Stored items
——————————

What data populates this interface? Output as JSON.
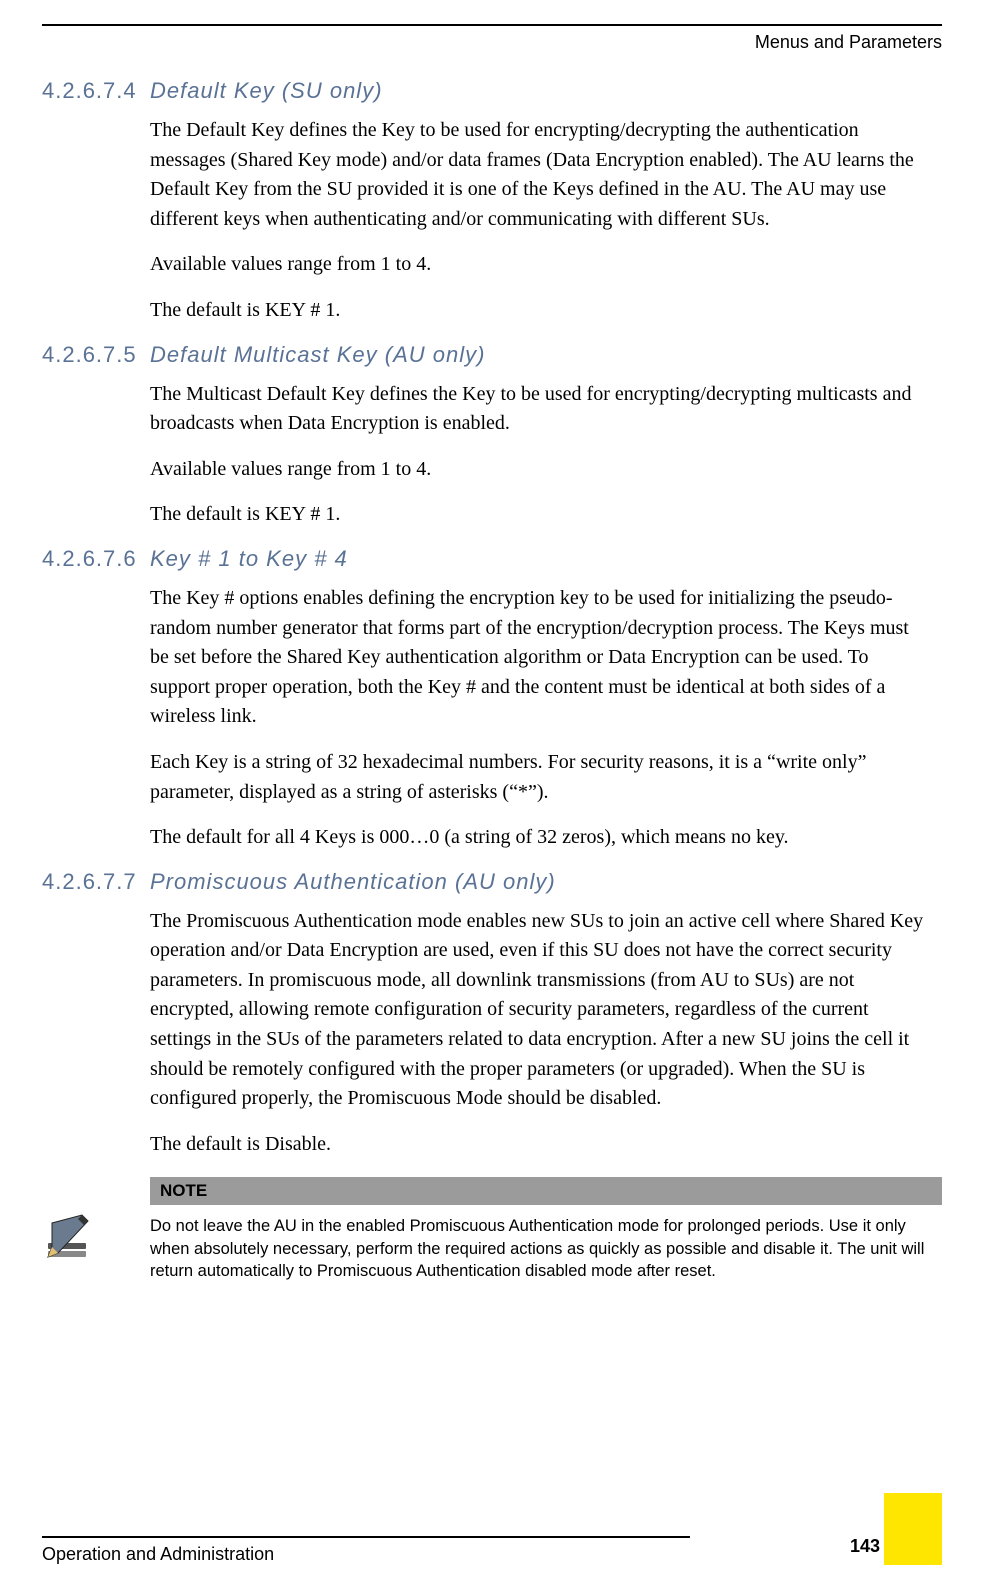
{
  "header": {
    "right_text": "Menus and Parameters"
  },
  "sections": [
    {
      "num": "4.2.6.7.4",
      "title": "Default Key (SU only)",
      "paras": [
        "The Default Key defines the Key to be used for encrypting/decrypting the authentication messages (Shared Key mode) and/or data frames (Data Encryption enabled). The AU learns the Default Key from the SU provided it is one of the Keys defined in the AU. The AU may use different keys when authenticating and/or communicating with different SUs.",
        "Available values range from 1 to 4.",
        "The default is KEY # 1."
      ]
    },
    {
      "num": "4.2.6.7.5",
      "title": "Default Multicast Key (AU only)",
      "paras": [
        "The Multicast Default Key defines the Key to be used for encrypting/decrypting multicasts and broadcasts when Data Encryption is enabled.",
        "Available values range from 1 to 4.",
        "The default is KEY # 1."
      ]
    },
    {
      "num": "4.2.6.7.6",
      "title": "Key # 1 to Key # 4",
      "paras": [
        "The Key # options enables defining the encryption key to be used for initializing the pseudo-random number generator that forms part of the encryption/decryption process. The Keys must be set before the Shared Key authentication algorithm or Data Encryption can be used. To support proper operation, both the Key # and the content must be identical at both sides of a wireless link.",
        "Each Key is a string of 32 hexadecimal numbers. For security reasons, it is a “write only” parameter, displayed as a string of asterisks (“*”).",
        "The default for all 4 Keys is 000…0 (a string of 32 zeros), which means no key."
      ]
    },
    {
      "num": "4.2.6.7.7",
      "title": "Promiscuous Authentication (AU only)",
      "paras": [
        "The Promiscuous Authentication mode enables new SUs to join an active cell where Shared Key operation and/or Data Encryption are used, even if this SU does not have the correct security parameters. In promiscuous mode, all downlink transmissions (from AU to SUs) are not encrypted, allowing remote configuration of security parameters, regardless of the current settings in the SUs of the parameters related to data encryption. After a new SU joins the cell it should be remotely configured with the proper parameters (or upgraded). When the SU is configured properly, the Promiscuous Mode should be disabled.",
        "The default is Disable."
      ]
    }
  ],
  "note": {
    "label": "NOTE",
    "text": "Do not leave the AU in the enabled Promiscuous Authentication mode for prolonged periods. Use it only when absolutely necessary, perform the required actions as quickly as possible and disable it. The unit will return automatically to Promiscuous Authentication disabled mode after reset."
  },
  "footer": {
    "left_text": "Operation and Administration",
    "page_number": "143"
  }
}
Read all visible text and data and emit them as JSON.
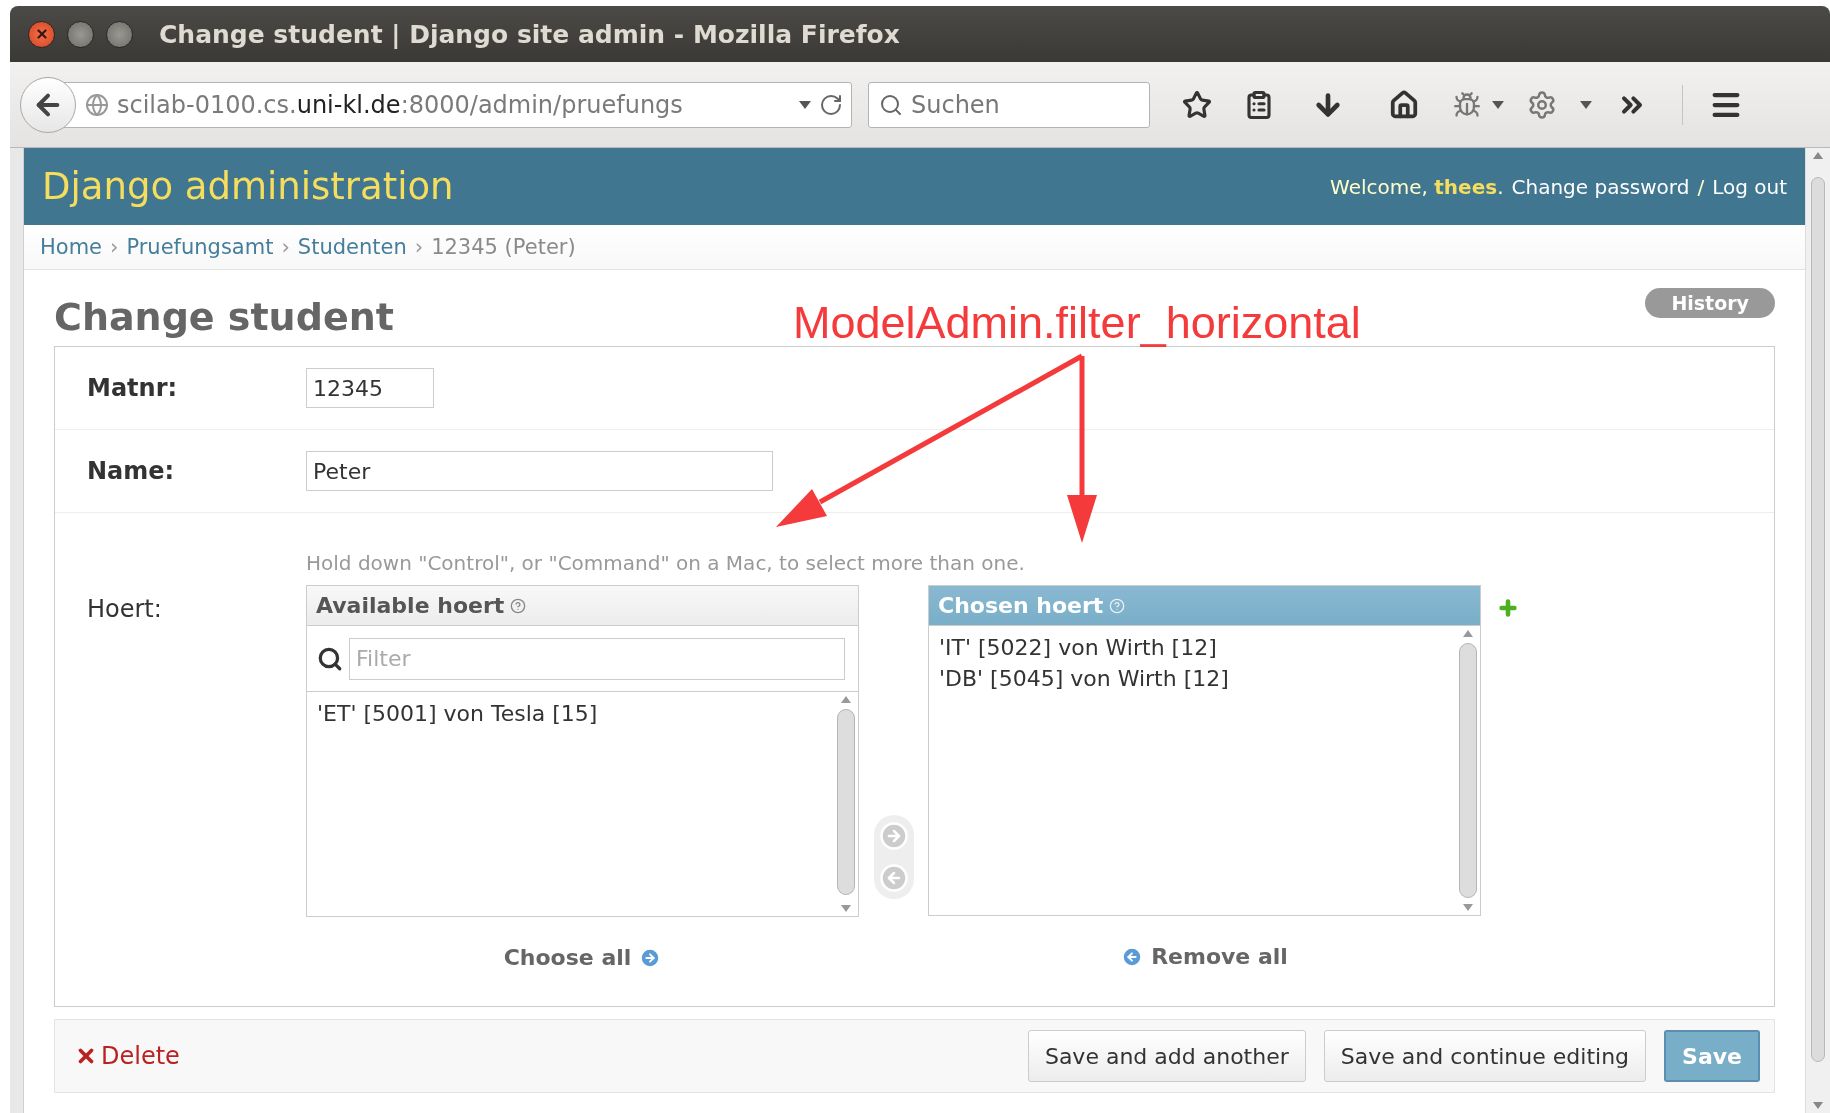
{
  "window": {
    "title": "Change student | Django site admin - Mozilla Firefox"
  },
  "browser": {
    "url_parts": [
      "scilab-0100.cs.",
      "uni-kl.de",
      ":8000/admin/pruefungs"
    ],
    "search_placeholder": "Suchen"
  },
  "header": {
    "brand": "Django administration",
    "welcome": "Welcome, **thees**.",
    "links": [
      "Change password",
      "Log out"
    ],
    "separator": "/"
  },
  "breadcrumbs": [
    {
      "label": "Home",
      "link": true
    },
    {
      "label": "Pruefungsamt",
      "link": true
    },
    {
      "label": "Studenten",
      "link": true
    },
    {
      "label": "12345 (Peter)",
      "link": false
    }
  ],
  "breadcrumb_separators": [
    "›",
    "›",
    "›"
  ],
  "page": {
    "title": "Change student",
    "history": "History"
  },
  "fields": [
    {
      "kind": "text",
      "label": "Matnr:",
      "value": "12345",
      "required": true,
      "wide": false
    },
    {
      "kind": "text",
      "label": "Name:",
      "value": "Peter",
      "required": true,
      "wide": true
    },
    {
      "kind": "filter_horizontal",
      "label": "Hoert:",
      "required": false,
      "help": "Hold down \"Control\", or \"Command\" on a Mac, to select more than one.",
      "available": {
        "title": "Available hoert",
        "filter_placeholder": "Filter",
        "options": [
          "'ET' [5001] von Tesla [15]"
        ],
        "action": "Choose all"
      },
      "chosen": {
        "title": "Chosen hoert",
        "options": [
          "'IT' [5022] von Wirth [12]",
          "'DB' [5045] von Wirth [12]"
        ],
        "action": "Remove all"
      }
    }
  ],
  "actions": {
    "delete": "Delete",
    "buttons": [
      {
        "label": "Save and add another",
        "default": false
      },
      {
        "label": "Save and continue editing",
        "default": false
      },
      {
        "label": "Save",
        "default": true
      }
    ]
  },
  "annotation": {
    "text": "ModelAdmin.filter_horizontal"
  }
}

——————————

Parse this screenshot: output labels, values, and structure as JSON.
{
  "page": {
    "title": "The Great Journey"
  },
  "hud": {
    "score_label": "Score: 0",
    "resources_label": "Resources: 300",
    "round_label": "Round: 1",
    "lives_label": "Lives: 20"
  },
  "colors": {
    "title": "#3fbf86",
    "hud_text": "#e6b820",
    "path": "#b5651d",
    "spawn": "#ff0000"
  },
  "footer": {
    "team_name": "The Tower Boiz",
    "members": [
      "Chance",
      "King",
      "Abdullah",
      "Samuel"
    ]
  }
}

——————————

**Work to do**. Extract every line of the records above that contains the word "string".

**Task solution**.
        "Each Key is a string of 32 hexadecimal numbers. For security reasons, it is a “write only” parameter, displayed as a string of asterisks (“*”).",
        "The default for all 4 Keys is 000…0 (a string of 32 zeros), which means no key."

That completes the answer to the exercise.